## BEGIN MATERIAL SHOWN
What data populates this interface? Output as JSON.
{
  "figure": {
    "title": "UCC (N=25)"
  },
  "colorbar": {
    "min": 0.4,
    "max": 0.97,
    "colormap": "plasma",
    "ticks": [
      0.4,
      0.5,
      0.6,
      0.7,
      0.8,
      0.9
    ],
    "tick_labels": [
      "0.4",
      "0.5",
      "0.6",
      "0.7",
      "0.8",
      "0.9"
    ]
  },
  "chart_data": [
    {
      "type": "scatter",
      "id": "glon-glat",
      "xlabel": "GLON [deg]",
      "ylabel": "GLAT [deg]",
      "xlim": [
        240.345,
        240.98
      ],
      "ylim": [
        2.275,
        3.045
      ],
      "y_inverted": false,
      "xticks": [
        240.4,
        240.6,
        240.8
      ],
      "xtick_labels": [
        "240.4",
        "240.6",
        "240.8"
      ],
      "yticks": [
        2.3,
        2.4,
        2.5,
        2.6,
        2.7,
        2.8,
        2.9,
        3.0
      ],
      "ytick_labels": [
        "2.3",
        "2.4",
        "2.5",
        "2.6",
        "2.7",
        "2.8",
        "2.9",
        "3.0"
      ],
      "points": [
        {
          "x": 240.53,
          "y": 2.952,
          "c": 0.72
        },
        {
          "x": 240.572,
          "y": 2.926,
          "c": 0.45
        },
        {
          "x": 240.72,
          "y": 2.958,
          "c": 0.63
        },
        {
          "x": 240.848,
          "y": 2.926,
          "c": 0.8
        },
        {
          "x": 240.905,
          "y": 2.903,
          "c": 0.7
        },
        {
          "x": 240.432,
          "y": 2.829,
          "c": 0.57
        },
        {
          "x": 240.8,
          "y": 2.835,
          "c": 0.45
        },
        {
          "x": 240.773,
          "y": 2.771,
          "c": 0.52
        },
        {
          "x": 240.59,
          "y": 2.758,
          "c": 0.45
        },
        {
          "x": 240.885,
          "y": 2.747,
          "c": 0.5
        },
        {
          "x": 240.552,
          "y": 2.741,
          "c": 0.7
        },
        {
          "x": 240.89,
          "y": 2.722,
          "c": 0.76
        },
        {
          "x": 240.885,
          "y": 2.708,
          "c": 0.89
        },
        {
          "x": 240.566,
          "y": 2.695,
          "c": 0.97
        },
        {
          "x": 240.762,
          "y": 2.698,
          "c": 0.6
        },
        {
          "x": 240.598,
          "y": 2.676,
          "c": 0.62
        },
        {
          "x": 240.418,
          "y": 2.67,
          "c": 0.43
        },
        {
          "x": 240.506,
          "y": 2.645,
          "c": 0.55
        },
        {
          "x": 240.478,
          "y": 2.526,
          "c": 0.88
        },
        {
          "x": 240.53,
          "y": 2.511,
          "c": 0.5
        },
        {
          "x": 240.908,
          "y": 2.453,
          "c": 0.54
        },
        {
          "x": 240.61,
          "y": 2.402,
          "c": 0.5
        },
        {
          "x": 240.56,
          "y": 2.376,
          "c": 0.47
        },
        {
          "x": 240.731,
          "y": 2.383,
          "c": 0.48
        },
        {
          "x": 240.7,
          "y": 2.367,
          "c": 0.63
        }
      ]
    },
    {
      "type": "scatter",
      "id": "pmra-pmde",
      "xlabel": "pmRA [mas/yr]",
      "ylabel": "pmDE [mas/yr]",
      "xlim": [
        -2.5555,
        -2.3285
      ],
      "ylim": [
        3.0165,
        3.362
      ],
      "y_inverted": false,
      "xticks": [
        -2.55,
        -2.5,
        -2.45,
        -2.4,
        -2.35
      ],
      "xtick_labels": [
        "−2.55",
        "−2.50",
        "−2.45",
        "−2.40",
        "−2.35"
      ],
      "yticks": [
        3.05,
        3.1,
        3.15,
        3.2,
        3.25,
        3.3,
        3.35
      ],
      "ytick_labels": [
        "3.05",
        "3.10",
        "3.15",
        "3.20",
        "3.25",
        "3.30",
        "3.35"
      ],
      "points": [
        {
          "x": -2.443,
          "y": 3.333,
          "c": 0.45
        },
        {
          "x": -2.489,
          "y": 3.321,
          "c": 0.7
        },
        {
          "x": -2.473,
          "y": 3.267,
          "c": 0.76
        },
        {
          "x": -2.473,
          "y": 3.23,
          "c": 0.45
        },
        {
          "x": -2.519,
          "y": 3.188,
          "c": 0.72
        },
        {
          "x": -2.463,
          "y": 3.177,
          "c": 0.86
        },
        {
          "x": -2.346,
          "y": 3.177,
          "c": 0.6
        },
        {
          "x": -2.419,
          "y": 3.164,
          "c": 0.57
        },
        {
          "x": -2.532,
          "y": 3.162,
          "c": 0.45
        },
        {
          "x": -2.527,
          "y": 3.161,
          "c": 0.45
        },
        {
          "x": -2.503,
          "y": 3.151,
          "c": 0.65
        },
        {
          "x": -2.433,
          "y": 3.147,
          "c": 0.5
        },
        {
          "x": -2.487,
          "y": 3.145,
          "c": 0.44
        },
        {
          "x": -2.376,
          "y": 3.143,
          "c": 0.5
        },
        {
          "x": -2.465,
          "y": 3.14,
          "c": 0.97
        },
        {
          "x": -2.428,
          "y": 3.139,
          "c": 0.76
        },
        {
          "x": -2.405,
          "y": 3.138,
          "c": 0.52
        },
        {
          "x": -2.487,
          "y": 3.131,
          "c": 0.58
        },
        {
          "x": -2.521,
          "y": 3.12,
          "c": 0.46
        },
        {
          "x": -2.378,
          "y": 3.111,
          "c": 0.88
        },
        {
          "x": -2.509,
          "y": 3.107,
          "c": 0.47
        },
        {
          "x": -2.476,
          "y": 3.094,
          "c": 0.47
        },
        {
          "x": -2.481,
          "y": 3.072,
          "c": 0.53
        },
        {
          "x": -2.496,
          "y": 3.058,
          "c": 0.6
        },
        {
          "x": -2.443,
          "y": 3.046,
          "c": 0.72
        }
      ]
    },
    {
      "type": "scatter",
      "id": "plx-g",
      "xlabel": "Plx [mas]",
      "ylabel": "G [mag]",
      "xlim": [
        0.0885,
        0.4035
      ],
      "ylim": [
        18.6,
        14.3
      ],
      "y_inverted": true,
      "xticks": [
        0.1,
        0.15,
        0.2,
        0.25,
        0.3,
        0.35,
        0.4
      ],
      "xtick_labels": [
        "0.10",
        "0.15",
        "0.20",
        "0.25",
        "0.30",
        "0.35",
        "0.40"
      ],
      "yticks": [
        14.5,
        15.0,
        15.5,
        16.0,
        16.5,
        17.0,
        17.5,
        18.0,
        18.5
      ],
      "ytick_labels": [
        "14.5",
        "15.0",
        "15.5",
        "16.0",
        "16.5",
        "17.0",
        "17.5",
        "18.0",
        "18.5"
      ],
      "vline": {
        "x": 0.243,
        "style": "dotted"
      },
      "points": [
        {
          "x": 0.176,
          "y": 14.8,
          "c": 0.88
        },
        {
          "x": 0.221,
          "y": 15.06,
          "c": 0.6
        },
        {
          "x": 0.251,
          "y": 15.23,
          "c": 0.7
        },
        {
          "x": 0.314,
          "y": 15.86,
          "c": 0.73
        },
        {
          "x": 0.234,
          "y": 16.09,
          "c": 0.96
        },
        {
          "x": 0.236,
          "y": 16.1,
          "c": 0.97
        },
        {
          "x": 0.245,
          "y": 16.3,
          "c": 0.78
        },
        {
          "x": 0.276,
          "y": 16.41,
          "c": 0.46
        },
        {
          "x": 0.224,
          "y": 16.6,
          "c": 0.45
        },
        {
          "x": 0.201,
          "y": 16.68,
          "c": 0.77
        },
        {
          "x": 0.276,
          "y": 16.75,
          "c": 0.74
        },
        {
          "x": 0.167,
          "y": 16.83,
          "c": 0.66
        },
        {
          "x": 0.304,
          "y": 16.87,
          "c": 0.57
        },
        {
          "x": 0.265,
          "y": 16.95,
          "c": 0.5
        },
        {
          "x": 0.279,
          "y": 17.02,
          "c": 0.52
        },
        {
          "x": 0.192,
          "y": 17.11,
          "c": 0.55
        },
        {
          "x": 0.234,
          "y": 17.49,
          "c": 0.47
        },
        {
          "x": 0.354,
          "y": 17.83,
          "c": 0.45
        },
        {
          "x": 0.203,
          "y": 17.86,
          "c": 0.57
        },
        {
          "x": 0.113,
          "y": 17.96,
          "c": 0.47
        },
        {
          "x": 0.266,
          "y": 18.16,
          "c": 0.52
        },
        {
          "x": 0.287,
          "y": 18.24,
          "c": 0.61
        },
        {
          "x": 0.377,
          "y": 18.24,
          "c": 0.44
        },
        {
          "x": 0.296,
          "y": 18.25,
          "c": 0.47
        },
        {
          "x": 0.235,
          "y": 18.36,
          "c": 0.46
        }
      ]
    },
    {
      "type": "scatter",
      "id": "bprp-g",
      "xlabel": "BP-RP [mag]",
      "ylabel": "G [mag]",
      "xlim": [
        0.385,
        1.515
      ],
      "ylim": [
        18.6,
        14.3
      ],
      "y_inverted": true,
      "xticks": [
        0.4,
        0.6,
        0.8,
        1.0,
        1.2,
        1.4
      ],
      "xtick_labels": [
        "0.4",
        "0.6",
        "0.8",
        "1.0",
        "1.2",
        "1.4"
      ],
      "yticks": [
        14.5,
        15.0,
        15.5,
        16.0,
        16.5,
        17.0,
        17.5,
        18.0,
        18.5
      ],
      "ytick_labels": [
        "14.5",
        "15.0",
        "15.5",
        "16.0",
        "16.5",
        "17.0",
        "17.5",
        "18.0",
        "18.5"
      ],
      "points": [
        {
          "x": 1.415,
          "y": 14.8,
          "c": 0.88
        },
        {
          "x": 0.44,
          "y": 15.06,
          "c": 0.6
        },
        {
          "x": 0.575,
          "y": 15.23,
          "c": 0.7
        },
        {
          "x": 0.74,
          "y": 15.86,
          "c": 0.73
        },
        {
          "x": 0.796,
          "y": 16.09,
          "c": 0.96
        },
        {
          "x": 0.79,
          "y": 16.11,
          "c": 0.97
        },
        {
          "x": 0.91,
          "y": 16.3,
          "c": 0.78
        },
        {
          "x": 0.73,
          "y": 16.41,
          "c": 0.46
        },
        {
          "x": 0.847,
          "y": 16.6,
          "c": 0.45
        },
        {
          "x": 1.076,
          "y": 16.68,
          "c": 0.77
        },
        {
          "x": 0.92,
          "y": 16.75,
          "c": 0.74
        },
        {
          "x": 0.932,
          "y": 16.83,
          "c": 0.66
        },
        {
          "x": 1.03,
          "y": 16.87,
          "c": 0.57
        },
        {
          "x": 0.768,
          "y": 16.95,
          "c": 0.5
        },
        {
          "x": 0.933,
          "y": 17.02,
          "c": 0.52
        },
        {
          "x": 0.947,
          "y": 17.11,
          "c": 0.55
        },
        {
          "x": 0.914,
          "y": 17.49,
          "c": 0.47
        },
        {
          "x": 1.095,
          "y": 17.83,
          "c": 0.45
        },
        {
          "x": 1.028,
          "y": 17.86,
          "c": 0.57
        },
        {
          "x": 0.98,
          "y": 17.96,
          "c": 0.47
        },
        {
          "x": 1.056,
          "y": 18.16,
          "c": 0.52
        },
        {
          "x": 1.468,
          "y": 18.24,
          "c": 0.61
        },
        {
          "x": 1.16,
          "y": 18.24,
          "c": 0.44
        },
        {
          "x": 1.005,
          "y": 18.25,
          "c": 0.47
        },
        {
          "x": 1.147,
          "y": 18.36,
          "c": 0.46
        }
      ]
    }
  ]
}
## END MATERIAL SHOWN
EXERCISE INSTRUCTIONS: Find each line holding "ylabel". Copy it out.

OUTPUT FOR THIS EXERCISE:
      "ylabel": "GLAT [deg]",
      "ylabel": "pmDE [mas/yr]",
      "ylabel": "G [mag]",
      "ylabel": "G [mag]",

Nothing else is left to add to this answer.